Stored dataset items
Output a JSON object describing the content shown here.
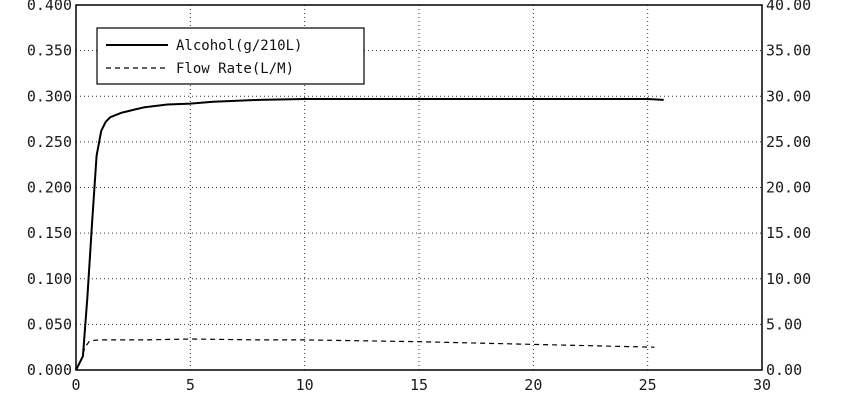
{
  "chart_data": {
    "type": "line",
    "title": "",
    "xlabel": "",
    "ylabel": "",
    "xlim": [
      0,
      30
    ],
    "ylim": [
      0.0,
      0.4
    ],
    "y2lim": [
      0.0,
      40.0
    ],
    "grid": true,
    "legend_position": "top-left",
    "x_ticks": [
      "0",
      "5",
      "10",
      "15",
      "20",
      "25",
      "30"
    ],
    "y_ticks": [
      "0.000",
      "0.050",
      "0.100",
      "0.150",
      "0.200",
      "0.250",
      "0.300",
      "0.350",
      "0.400"
    ],
    "y2_ticks": [
      "0.00",
      "5.00",
      "10.00",
      "15.00",
      "20.00",
      "25.00",
      "30.00",
      "35.00",
      "40.00"
    ],
    "series": [
      {
        "name": "Alcohol(g/210L)",
        "axis": "left",
        "style": "solid",
        "x": [
          0,
          0.3,
          0.5,
          0.7,
          0.9,
          1.1,
          1.3,
          1.5,
          2,
          2.5,
          3,
          4,
          5,
          6,
          8,
          10,
          12,
          15,
          18,
          20,
          22,
          24,
          25,
          25.7
        ],
        "y": [
          0.0,
          0.015,
          0.08,
          0.16,
          0.235,
          0.262,
          0.272,
          0.277,
          0.282,
          0.285,
          0.288,
          0.291,
          0.292,
          0.294,
          0.296,
          0.297,
          0.297,
          0.297,
          0.297,
          0.297,
          0.297,
          0.297,
          0.297,
          0.296
        ]
      },
      {
        "name": "Flow Rate(L/M)",
        "axis": "right",
        "style": "dashed",
        "x": [
          0,
          0.2,
          0.4,
          0.6,
          1,
          3,
          5,
          8,
          10,
          15,
          20,
          25.3
        ],
        "y": [
          0.0,
          1.0,
          2.5,
          3.2,
          3.3,
          3.3,
          3.4,
          3.3,
          3.3,
          3.1,
          2.8,
          2.5
        ]
      }
    ]
  }
}
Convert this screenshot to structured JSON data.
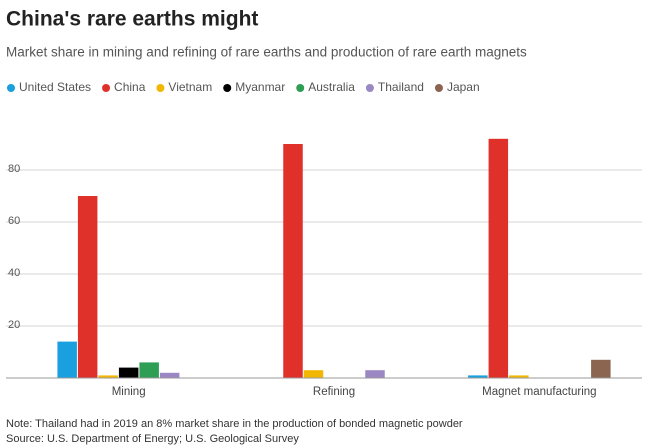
{
  "chart_data": {
    "type": "bar",
    "title": "China's rare earths might",
    "subtitle": "Market share in mining and refining of rare earths and production of rare earth magnets",
    "categories": [
      "Mining",
      "Refining",
      "Magnet manufacturing"
    ],
    "series": [
      {
        "name": "United States",
        "color": "#1a9fdf",
        "values": [
          14,
          0,
          1
        ]
      },
      {
        "name": "China",
        "color": "#e0302a",
        "values": [
          70,
          90,
          92
        ]
      },
      {
        "name": "Vietnam",
        "color": "#f2b705",
        "values": [
          1,
          3,
          1
        ]
      },
      {
        "name": "Myanmar",
        "color": "#000000",
        "values": [
          4,
          0,
          0
        ]
      },
      {
        "name": "Australia",
        "color": "#2e9e55",
        "values": [
          6,
          0,
          0
        ]
      },
      {
        "name": "Thailand",
        "color": "#9b87c4",
        "values": [
          2,
          3,
          0
        ]
      },
      {
        "name": "Japan",
        "color": "#8b6550",
        "values": [
          0,
          0,
          7
        ]
      }
    ],
    "ylim": [
      0,
      100
    ],
    "yticks": [
      20,
      40,
      60,
      80
    ],
    "grid": true,
    "note": "Note: Thailand had in 2019 an 8% market share in the production of bonded magnetic powder",
    "source": "Source: U.S. Department of Energy; U.S. Geological Survey"
  }
}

## Written instruction
Reproduce the whole listing above word for word, but not its pictures.

## Result of this exercise
Output a JSON object describing the content shown here.
{
  "chart_data": {
    "type": "line",
    "title": "",
    "xlabel": "",
    "ylabel": "",
    "xlim": [
      0,
      30
    ],
    "ylim": [
      0.0,
      0.4
    ],
    "y2lim": [
      0.0,
      40.0
    ],
    "grid": true,
    "legend_position": "top-left",
    "x_ticks": [
      "0",
      "5",
      "10",
      "15",
      "20",
      "25",
      "30"
    ],
    "y_ticks": [
      "0.000",
      "0.050",
      "0.100",
      "0.150",
      "0.200",
      "0.250",
      "0.300",
      "0.350",
      "0.400"
    ],
    "y2_ticks": [
      "0.00",
      "5.00",
      "10.00",
      "15.00",
      "20.00",
      "25.00",
      "30.00",
      "35.00",
      "40.00"
    ],
    "series": [
      {
        "name": "Alcohol(g/210L)",
        "axis": "left",
        "style": "solid",
        "x": [
          0,
          0.3,
          0.5,
          0.7,
          0.9,
          1.1,
          1.3,
          1.5,
          2,
          2.5,
          3,
          4,
          5,
          6,
          8,
          10,
          12,
          15,
          18,
          20,
          22,
          24,
          25,
          25.7
        ],
        "y": [
          0.0,
          0.015,
          0.08,
          0.16,
          0.235,
          0.262,
          0.272,
          0.277,
          0.282,
          0.285,
          0.288,
          0.291,
          0.292,
          0.294,
          0.296,
          0.297,
          0.297,
          0.297,
          0.297,
          0.297,
          0.297,
          0.297,
          0.297,
          0.296
        ]
      },
      {
        "name": "Flow Rate(L/M)",
        "axis": "right",
        "style": "dashed",
        "x": [
          0,
          0.2,
          0.4,
          0.6,
          1,
          3,
          5,
          8,
          10,
          15,
          20,
          25.3
        ],
        "y": [
          0.0,
          1.0,
          2.5,
          3.2,
          3.3,
          3.3,
          3.4,
          3.3,
          3.3,
          3.1,
          2.8,
          2.5
        ]
      }
    ]
  }
}
Convert this screenshot to structured JSON data.
{
  "chart_data": {
    "type": "bar",
    "title": "China's rare earths might",
    "subtitle": "Market share in mining and refining of rare earths and production of rare earth magnets",
    "categories": [
      "Mining",
      "Refining",
      "Magnet manufacturing"
    ],
    "series": [
      {
        "name": "United States",
        "color": "#1a9fdf",
        "values": [
          14,
          0,
          1
        ]
      },
      {
        "name": "China",
        "color": "#e0302a",
        "values": [
          70,
          90,
          92
        ]
      },
      {
        "name": "Vietnam",
        "color": "#f2b705",
        "values": [
          1,
          3,
          1
        ]
      },
      {
        "name": "Myanmar",
        "color": "#000000",
        "values": [
          4,
          0,
          0
        ]
      },
      {
        "name": "Australia",
        "color": "#2e9e55",
        "values": [
          6,
          0,
          0
        ]
      },
      {
        "name": "Thailand",
        "color": "#9b87c4",
        "values": [
          2,
          3,
          0
        ]
      },
      {
        "name": "Japan",
        "color": "#8b6550",
        "values": [
          0,
          0,
          7
        ]
      }
    ],
    "ylim": [
      0,
      100
    ],
    "yticks": [
      20,
      40,
      60,
      80
    ],
    "grid": true,
    "note": "Note: Thailand had in 2019 an 8% market share in the production of bonded magnetic powder",
    "source": "Source: U.S. Department of Energy; U.S. Geological Survey"
  }
}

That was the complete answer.